Chart and figure data:
--------------------------------

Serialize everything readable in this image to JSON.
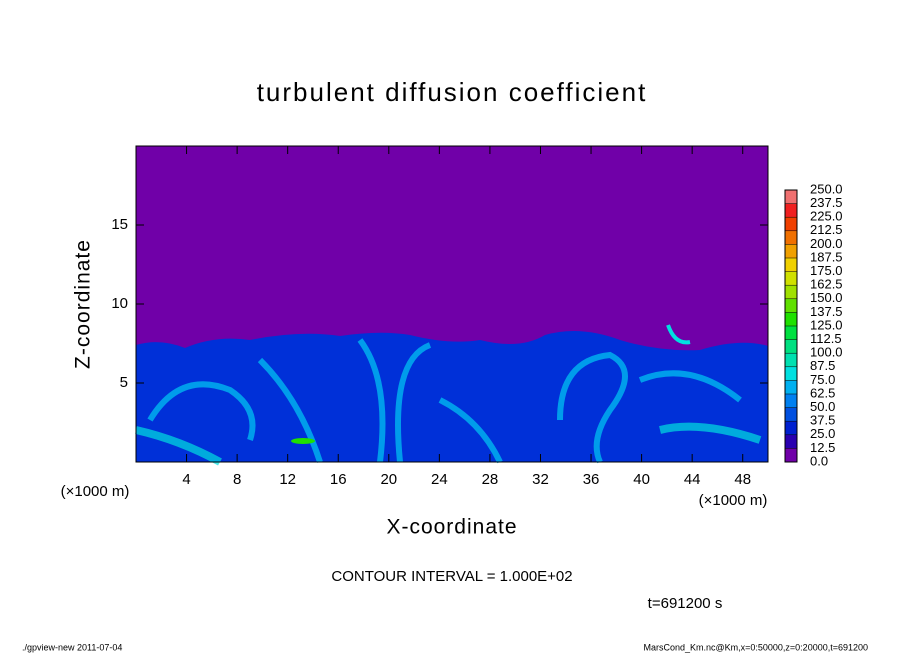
{
  "chart_data": {
    "type": "contour",
    "title": "turbulent diffusion coefficient",
    "x_label": "X-coordinate",
    "y_label": "Z-coordinate",
    "x_unit": "(×1000 m)",
    "y_unit": "(×1000 m)",
    "xlim": [
      0,
      50
    ],
    "xticks": [
      4,
      8,
      12,
      16,
      20,
      24,
      28,
      32,
      36,
      40,
      44,
      48
    ],
    "ylim": [
      0,
      20
    ],
    "yticks": [
      5,
      10,
      15
    ],
    "levels": [
      {
        "value": 0,
        "label": "0.0"
      },
      12.5,
      {
        "value": 25,
        "label": "25.0"
      },
      37.5,
      {
        "value": 50,
        "label": "50.0"
      },
      62.5,
      {
        "value": 75,
        "label": "75.0"
      },
      87.5,
      {
        "value": 100,
        "label": "100.0"
      },
      112.5,
      {
        "value": 125,
        "label": "125.0"
      },
      137.5,
      {
        "value": 150,
        "label": "150.0"
      },
      162.5,
      {
        "value": 175,
        "label": "175.0"
      },
      187.5,
      {
        "value": 200,
        "label": "200.0"
      },
      212.5,
      {
        "value": 225,
        "label": "225.0"
      },
      237.5,
      {
        "value": 250,
        "label": "250.0"
      }
    ],
    "level_colors": [
      "#7000a8",
      "#2a00b0",
      "#0020d0",
      "#0050e0",
      "#0080f0",
      "#00b0f0",
      "#00e0e0",
      "#00e0b0",
      "#00e080",
      "#00e040",
      "#20e000",
      "#60e000",
      "#a0e000",
      "#d0e000",
      "#f0d000",
      "#f0a000",
      "#f07000",
      "#f04000",
      "#f02020",
      "#f07070"
    ],
    "contour_note": "CONTOUR INTERVAL = 1.000E+02",
    "time_note": "t=691200 s",
    "footer_left": "./gpview-new  2011-07-04",
    "footer_right": "MarsCond_Km.nc@Km,x=0:50000,z=0:20000,t=691200"
  }
}
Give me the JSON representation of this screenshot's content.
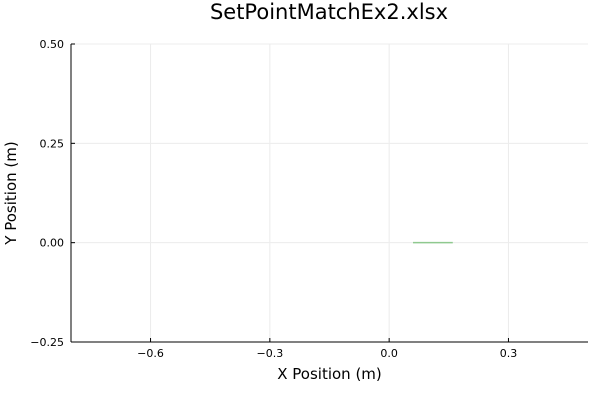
{
  "chart_data": {
    "type": "line",
    "title": "SetPointMatchEx2.xlsx",
    "xlabel": "X Position (m)",
    "ylabel": "Y Position (m)",
    "xlim": [
      -0.8,
      0.5
    ],
    "ylim": [
      -0.25,
      0.5
    ],
    "xticks": [
      -0.6,
      -0.3,
      0.0,
      0.3
    ],
    "xtick_labels": [
      "−0.6",
      "−0.3",
      "0.0",
      "0.3"
    ],
    "yticks": [
      -0.25,
      0.0,
      0.25,
      0.5
    ],
    "ytick_labels": [
      "−0.25",
      "0.00",
      "0.25",
      "0.50"
    ],
    "grid": true,
    "legend": "none",
    "series": [
      {
        "color": "#8fc98f",
        "x": [
          0.06,
          0.16
        ],
        "y": [
          0.0,
          0.0
        ]
      }
    ]
  }
}
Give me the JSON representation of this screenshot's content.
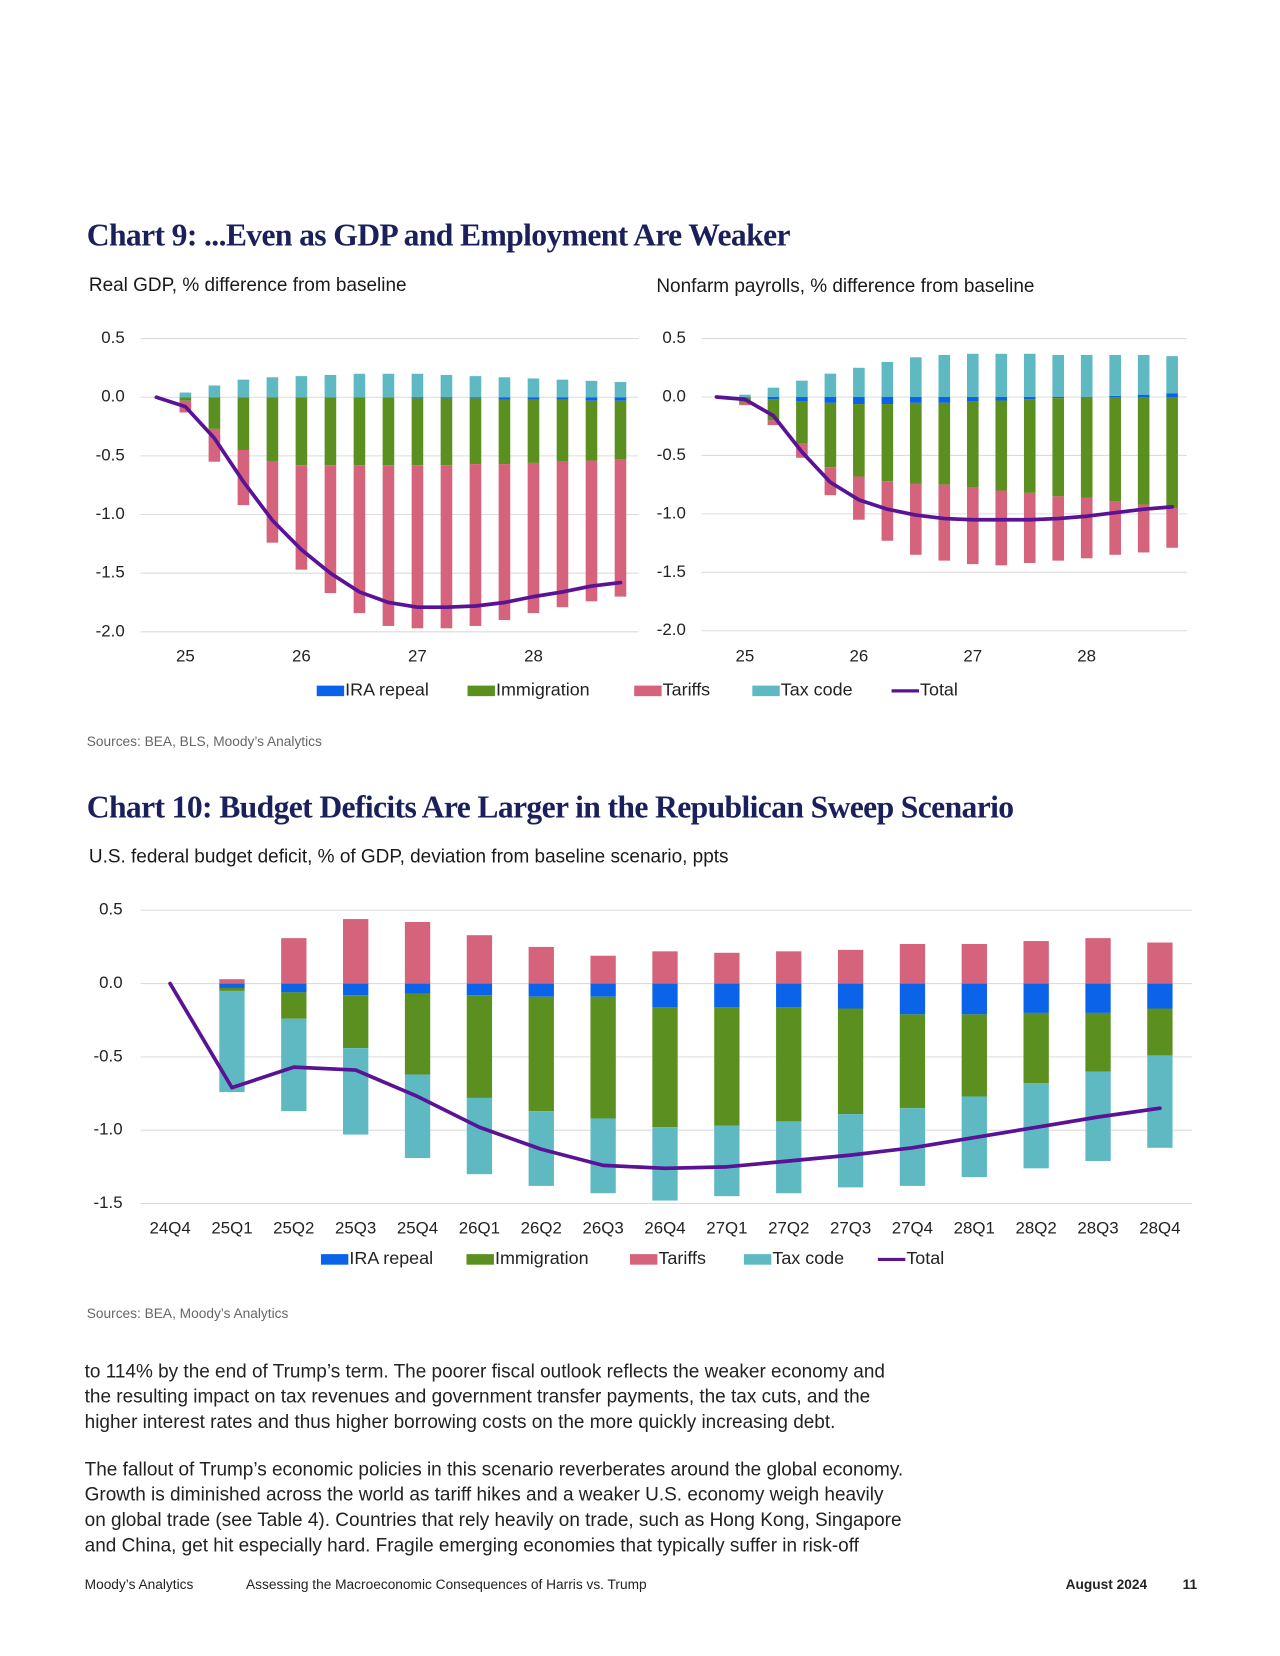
{
  "chart9": {
    "title": "Chart 9: ...Even as GDP and Employment Are Weaker",
    "sources": "Sources: BEA, BLS, Moody’s Analytics"
  },
  "chart10": {
    "title": "Chart 10: Budget Deficits Are Larger in the Republican Sweep Scenario",
    "sources": "Sources: BEA, Moody’s Analytics"
  },
  "chart_data": [
    {
      "type": "bar",
      "stacked": true,
      "title": "Real GDP, % difference from baseline",
      "categories": [
        null,
        "25",
        null,
        null,
        null,
        "26",
        null,
        null,
        null,
        "27",
        null,
        null,
        null,
        "28",
        null,
        null,
        null
      ],
      "ylim": [
        -2,
        0.5
      ],
      "yticks": [
        0.5,
        {
          "value": 0,
          "label": "0.0"
        },
        -0.5,
        {
          "value": -1,
          "label": "-1.0"
        },
        -1.5,
        {
          "value": -2,
          "label": "-2.0"
        }
      ],
      "grid": true,
      "series": [
        {
          "name": "IRA repeal",
          "color": "#0a63e8",
          "values": [
            null,
            0,
            0,
            0,
            0,
            0,
            0,
            0,
            0,
            -0.01,
            -0.01,
            -0.01,
            -0.02,
            -0.02,
            -0.02,
            -0.03,
            -0.03
          ]
        },
        {
          "name": "Immigration",
          "color": "#5b8f1f",
          "values": [
            null,
            -0.03,
            -0.27,
            -0.45,
            -0.55,
            -0.58,
            -0.58,
            -0.58,
            -0.58,
            -0.57,
            -0.57,
            -0.56,
            -0.55,
            -0.54,
            -0.53,
            -0.51,
            -0.5
          ]
        },
        {
          "name": "Tariffs",
          "color": "#d4637b",
          "values": [
            null,
            -0.1,
            -0.28,
            -0.47,
            -0.69,
            -0.89,
            -1.09,
            -1.26,
            -1.37,
            -1.39,
            -1.39,
            -1.38,
            -1.33,
            -1.28,
            -1.24,
            -1.2,
            -1.17
          ]
        },
        {
          "name": "Tax code",
          "color": "#5fb9c3",
          "values": [
            null,
            0.04,
            0.1,
            0.15,
            0.17,
            0.18,
            0.19,
            0.2,
            0.2,
            0.2,
            0.19,
            0.18,
            0.17,
            0.16,
            0.15,
            0.14,
            0.13
          ]
        },
        {
          "name": "Total",
          "type": "line",
          "color": "#5a1394",
          "values": [
            0,
            -0.08,
            -0.35,
            -0.72,
            -1.05,
            -1.3,
            -1.5,
            -1.66,
            -1.75,
            -1.79,
            -1.79,
            -1.78,
            -1.75,
            -1.7,
            -1.66,
            -1.61,
            -1.58
          ]
        }
      ]
    },
    {
      "type": "bar",
      "stacked": true,
      "title": "Nonfarm payrolls, % difference from baseline",
      "categories": [
        null,
        "25",
        null,
        null,
        null,
        "26",
        null,
        null,
        null,
        "27",
        null,
        null,
        null,
        "28",
        null,
        null,
        null
      ],
      "ylim": [
        -2,
        0.5
      ],
      "yticks": [
        0.5,
        {
          "value": 0,
          "label": "0.0"
        },
        -0.5,
        {
          "value": -1,
          "label": "-1.0"
        },
        -1.5,
        {
          "value": -2,
          "label": "-2.0"
        }
      ],
      "grid": true,
      "series": [
        {
          "color": "#0a63e8",
          "values": [
            null,
            0,
            -0.02,
            -0.04,
            -0.05,
            -0.06,
            -0.06,
            -0.05,
            -0.05,
            -0.04,
            -0.03,
            -0.02,
            -0.01,
            0,
            0.01,
            0.02,
            0.03
          ]
        },
        {
          "color": "#5b8f1f",
          "values": [
            null,
            -0.05,
            -0.18,
            -0.36,
            -0.55,
            -0.62,
            -0.66,
            -0.69,
            -0.7,
            -0.73,
            -0.77,
            -0.8,
            -0.84,
            -0.86,
            -0.89,
            -0.92,
            -0.95
          ]
        },
        {
          "color": "#d4637b",
          "values": [
            null,
            -0.02,
            -0.04,
            -0.12,
            -0.24,
            -0.37,
            -0.51,
            -0.61,
            -0.65,
            -0.66,
            -0.64,
            -0.6,
            -0.55,
            -0.52,
            -0.46,
            -0.41,
            -0.34
          ]
        },
        {
          "color": "#5fb9c3",
          "values": [
            null,
            0.02,
            0.08,
            0.14,
            0.2,
            0.25,
            0.3,
            0.34,
            0.36,
            0.37,
            0.37,
            0.37,
            0.36,
            0.36,
            0.35,
            0.34,
            0.32
          ]
        },
        {
          "type": "line",
          "color": "#5a1394",
          "values": [
            0,
            -0.02,
            -0.16,
            -0.47,
            -0.73,
            -0.88,
            -0.96,
            -1.01,
            -1.04,
            -1.05,
            -1.05,
            -1.05,
            -1.04,
            -1.02,
            -0.99,
            -0.96,
            -0.94
          ]
        }
      ]
    },
    {
      "type": "bar",
      "stacked": true,
      "title": "U.S. federal budget deficit, % of GDP, deviation from baseline scenario, ppts",
      "categories": [
        "24Q4",
        "25Q1",
        "25Q2",
        "25Q3",
        "25Q4",
        "26Q1",
        "26Q2",
        "26Q3",
        "26Q4",
        "27Q1",
        "27Q2",
        "27Q3",
        "27Q4",
        "28Q1",
        "28Q2",
        "28Q3",
        "28Q4"
      ],
      "ylim": [
        -1.5,
        0.5
      ],
      "yticks": [
        0.5,
        {
          "value": 0,
          "label": "0.0"
        },
        -0.5,
        {
          "value": -1,
          "label": "-1.0"
        },
        -1.5
      ],
      "grid": true,
      "series": [
        {
          "name": "IRA repeal",
          "color": "#0a63e8",
          "values": [
            null,
            -0.03,
            -0.06,
            -0.08,
            -0.07,
            -0.08,
            -0.09,
            -0.09,
            -0.16,
            -0.16,
            -0.16,
            -0.17,
            -0.21,
            -0.21,
            -0.2,
            -0.2,
            -0.17
          ]
        },
        {
          "name": "Immigration",
          "color": "#5b8f1f",
          "values": [
            null,
            -0.02,
            -0.18,
            -0.36,
            -0.55,
            -0.7,
            -0.78,
            -0.83,
            -0.82,
            -0.81,
            -0.78,
            -0.72,
            -0.64,
            -0.56,
            -0.48,
            -0.4,
            -0.32
          ]
        },
        {
          "name": "Tariffs",
          "color": "#d4637b",
          "values": [
            null,
            0.03,
            0.31,
            0.44,
            0.42,
            0.33,
            0.25,
            0.19,
            0.22,
            0.21,
            0.22,
            0.23,
            0.27,
            0.27,
            0.29,
            0.31,
            0.28
          ]
        },
        {
          "name": "Tax code",
          "color": "#5fb9c3",
          "values": [
            null,
            -0.69,
            -0.63,
            -0.59,
            -0.57,
            -0.52,
            -0.51,
            -0.51,
            -0.5,
            -0.48,
            -0.49,
            -0.5,
            -0.53,
            -0.55,
            -0.58,
            -0.61,
            -0.63
          ]
        },
        {
          "name": "Total",
          "type": "line",
          "color": "#5a1394",
          "values": [
            0,
            -0.71,
            -0.57,
            -0.59,
            -0.77,
            -0.98,
            -1.13,
            -1.24,
            -1.26,
            -1.25,
            -1.21,
            -1.17,
            -1.12,
            -1.05,
            -0.98,
            -0.91,
            -0.85
          ]
        }
      ]
    }
  ],
  "body": {
    "paragraphs": [
      [
        "to 114% by the end of Trump’s term. The poorer fiscal outlook reflects the weaker economy and",
        "the resulting impact on tax revenues and government transfer payments, the tax cuts, and the",
        "higher interest rates and thus higher borrowing costs on the more quickly increasing debt."
      ],
      [
        "The fallout of Trump’s economic policies in this scenario reverberates around the global economy.",
        "Growth is diminished across the world as tariff hikes and a weaker U.S. economy weigh heavily",
        "on global trade (see Table 4). Countries that rely heavily on trade, such as Hong Kong, Singapore",
        "and China, get hit especially hard. Fragile emerging economies that typically suffer in risk-off"
      ]
    ]
  },
  "footer": {
    "publisher": "Moody’s Analytics",
    "report": "Assessing the Macroeconomic Consequences of Harris vs. Trump",
    "date": "August 2024",
    "page": "11"
  }
}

--------------------------------

→ **Your instructions**: Copy every line of the listing where the word "difference" appears.

→ **Response**:
      "title": "Real GDP, % difference from baseline",
      "title": "Nonfarm payrolls, % difference from baseline",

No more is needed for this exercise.